----- Records provided

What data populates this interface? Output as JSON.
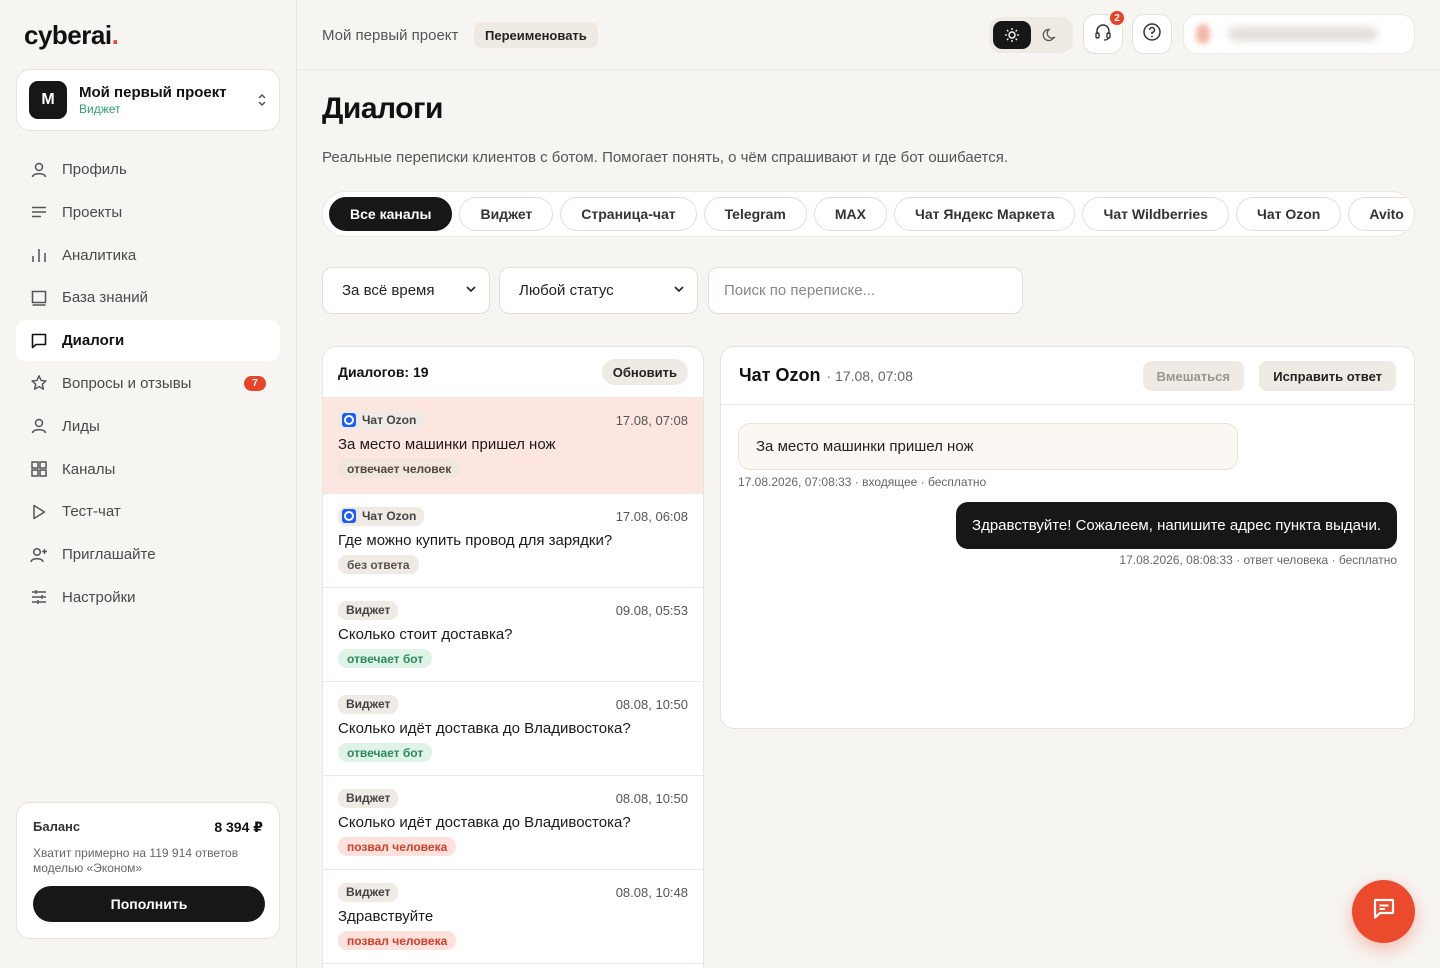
{
  "brand": {
    "logo_text": "cyberai",
    "logo_dot": ".",
    "accent": "#ec4a2d"
  },
  "project": {
    "avatar_letter": "M",
    "name": "Мой первый проект",
    "type": "Виджет"
  },
  "nav": {
    "items": [
      {
        "label": "Профиль",
        "icon": "user-icon"
      },
      {
        "label": "Проекты",
        "icon": "list-icon"
      },
      {
        "label": "Аналитика",
        "icon": "bar-chart-icon"
      },
      {
        "label": "База знаний",
        "icon": "book-icon"
      },
      {
        "label": "Диалоги",
        "icon": "chat-icon",
        "active": true
      },
      {
        "label": "Вопросы и отзывы",
        "icon": "star-icon",
        "badge": "7"
      },
      {
        "label": "Лиды",
        "icon": "user-icon"
      },
      {
        "label": "Каналы",
        "icon": "grid-icon"
      },
      {
        "label": "Тест-чат",
        "icon": "play-icon"
      },
      {
        "label": "Приглашайте",
        "icon": "user-plus-icon"
      },
      {
        "label": "Настройки",
        "icon": "sliders-icon"
      }
    ]
  },
  "balance": {
    "label": "Баланс",
    "value": "8 394 ₽",
    "note": "Хватит примерно на 119 914 ответов моделью «Эконом»",
    "topup_label": "Пополнить"
  },
  "header": {
    "project_name": "Мой первый проект",
    "rename_label": "Переименовать",
    "support_badge": "2",
    "theme": "light"
  },
  "page": {
    "title": "Диалоги",
    "description": "Реальные переписки клиентов с ботом. Помогает понять, о чём спрашивают и где бот ошибается."
  },
  "channels": [
    "Все каналы",
    "Виджет",
    "Страница-чат",
    "Telegram",
    "MAX",
    "Чат Яндекс Маркета",
    "Чат Wildberries",
    "Чат Ozon",
    "Avito"
  ],
  "filters": {
    "period": "За всё время",
    "status": "Любой статус",
    "search_placeholder": "Поиск по переписке..."
  },
  "list": {
    "count_label": "Диалогов: 19",
    "refresh_label": "Обновить",
    "dialogs": [
      {
        "source": "Чат Ozon",
        "ozon": true,
        "time": "17.08, 07:08",
        "text": "За место машинки пришел нож",
        "status": "отвечает человек",
        "status_kind": "human",
        "selected": true
      },
      {
        "source": "Чат Ozon",
        "ozon": true,
        "time": "17.08, 06:08",
        "text": "Где можно купить провод для зарядки?",
        "status": "без ответа",
        "status_kind": "noans"
      },
      {
        "source": "Виджет",
        "time": "09.08, 05:53",
        "text": "Сколько стоит доставка?",
        "status": "отвечает бот",
        "status_kind": "bot"
      },
      {
        "source": "Виджет",
        "time": "08.08, 10:50",
        "text": "Сколько идёт доставка до Владивостока?",
        "status": "отвечает бот",
        "status_kind": "bot"
      },
      {
        "source": "Виджет",
        "time": "08.08, 10:50",
        "text": "Сколько идёт доставка до Владивостока?",
        "status": "позвал человека",
        "status_kind": "called"
      },
      {
        "source": "Виджет",
        "time": "08.08, 10:48",
        "text": "Здравствуйте",
        "status": "позвал человека",
        "status_kind": "called"
      }
    ]
  },
  "chat": {
    "title": "Чат Ozon",
    "meta": "· 17.08, 07:08",
    "intervene_label": "Вмешаться",
    "fix_label": "Исправить ответ",
    "incoming": {
      "text": "За место машинки пришел нож",
      "meta": "17.08.2026, 07:08:33 · входящее · бесплатно"
    },
    "outgoing": {
      "text": "Здравствуйте! Сожалеем, напишите адрес пункта выдачи.",
      "meta": "17.08.2026, 08:08:33 · ответ человека · бесплатно"
    }
  }
}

----------

## Short problem
Reproduce each record from above exactly; pictures do not belong in the copy.

## Reply to the exercise
What data populates this interface? Output as JSON.
{
  "brand": {
    "logo_text": "cyberai",
    "logo_dot": ".",
    "accent": "#ec4a2d"
  },
  "project": {
    "avatar_letter": "M",
    "name": "Мой первый проект",
    "type": "Виджет"
  },
  "nav": {
    "items": [
      {
        "label": "Профиль",
        "icon": "user-icon"
      },
      {
        "label": "Проекты",
        "icon": "list-icon"
      },
      {
        "label": "Аналитика",
        "icon": "bar-chart-icon"
      },
      {
        "label": "База знаний",
        "icon": "book-icon"
      },
      {
        "label": "Диалоги",
        "icon": "chat-icon",
        "active": true
      },
      {
        "label": "Вопросы и отзывы",
        "icon": "star-icon",
        "badge": "7"
      },
      {
        "label": "Лиды",
        "icon": "user-icon"
      },
      {
        "label": "Каналы",
        "icon": "grid-icon"
      },
      {
        "label": "Тест-чат",
        "icon": "play-icon"
      },
      {
        "label": "Приглашайте",
        "icon": "user-plus-icon"
      },
      {
        "label": "Настройки",
        "icon": "sliders-icon"
      }
    ]
  },
  "balance": {
    "label": "Баланс",
    "value": "8 394 ₽",
    "note": "Хватит примерно на 119 914 ответов моделью «Эконом»",
    "topup_label": "Пополнить"
  },
  "header": {
    "project_name": "Мой первый проект",
    "rename_label": "Переименовать",
    "support_badge": "2",
    "theme": "light"
  },
  "page": {
    "title": "Диалоги",
    "description": "Реальные переписки клиентов с ботом. Помогает понять, о чём спрашивают и где бот ошибается."
  },
  "channels": [
    "Все каналы",
    "Виджет",
    "Страница-чат",
    "Telegram",
    "MAX",
    "Чат Яндекс Маркета",
    "Чат Wildberries",
    "Чат Ozon",
    "Avito"
  ],
  "filters": {
    "period": "За всё время",
    "status": "Любой статус",
    "search_placeholder": "Поиск по переписке..."
  },
  "list": {
    "count_label": "Диалогов: 19",
    "refresh_label": "Обновить",
    "dialogs": [
      {
        "source": "Чат Ozon",
        "ozon": true,
        "time": "17.08, 07:08",
        "text": "За место машинки пришел нож",
        "status": "отвечает человек",
        "status_kind": "human",
        "selected": true
      },
      {
        "source": "Чат Ozon",
        "ozon": true,
        "time": "17.08, 06:08",
        "text": "Где можно купить провод для зарядки?",
        "status": "без ответа",
        "status_kind": "noans"
      },
      {
        "source": "Виджет",
        "time": "09.08, 05:53",
        "text": "Сколько стоит доставка?",
        "status": "отвечает бот",
        "status_kind": "bot"
      },
      {
        "source": "Виджет",
        "time": "08.08, 10:50",
        "text": "Сколько идёт доставка до Владивостока?",
        "status": "отвечает бот",
        "status_kind": "bot"
      },
      {
        "source": "Виджет",
        "time": "08.08, 10:50",
        "text": "Сколько идёт доставка до Владивостока?",
        "status": "позвал человека",
        "status_kind": "called"
      },
      {
        "source": "Виджет",
        "time": "08.08, 10:48",
        "text": "Здравствуйте",
        "status": "позвал человека",
        "status_kind": "called"
      }
    ]
  },
  "chat": {
    "title": "Чат Ozon",
    "meta": "· 17.08, 07:08",
    "intervene_label": "Вмешаться",
    "fix_label": "Исправить ответ",
    "incoming": {
      "text": "За место машинки пришел нож",
      "meta": "17.08.2026, 07:08:33 · входящее · бесплатно"
    },
    "outgoing": {
      "text": "Здравствуйте! Сожалеем, напишите адрес пункта выдачи.",
      "meta": "17.08.2026, 08:08:33 · ответ человека · бесплатно"
    }
  }
}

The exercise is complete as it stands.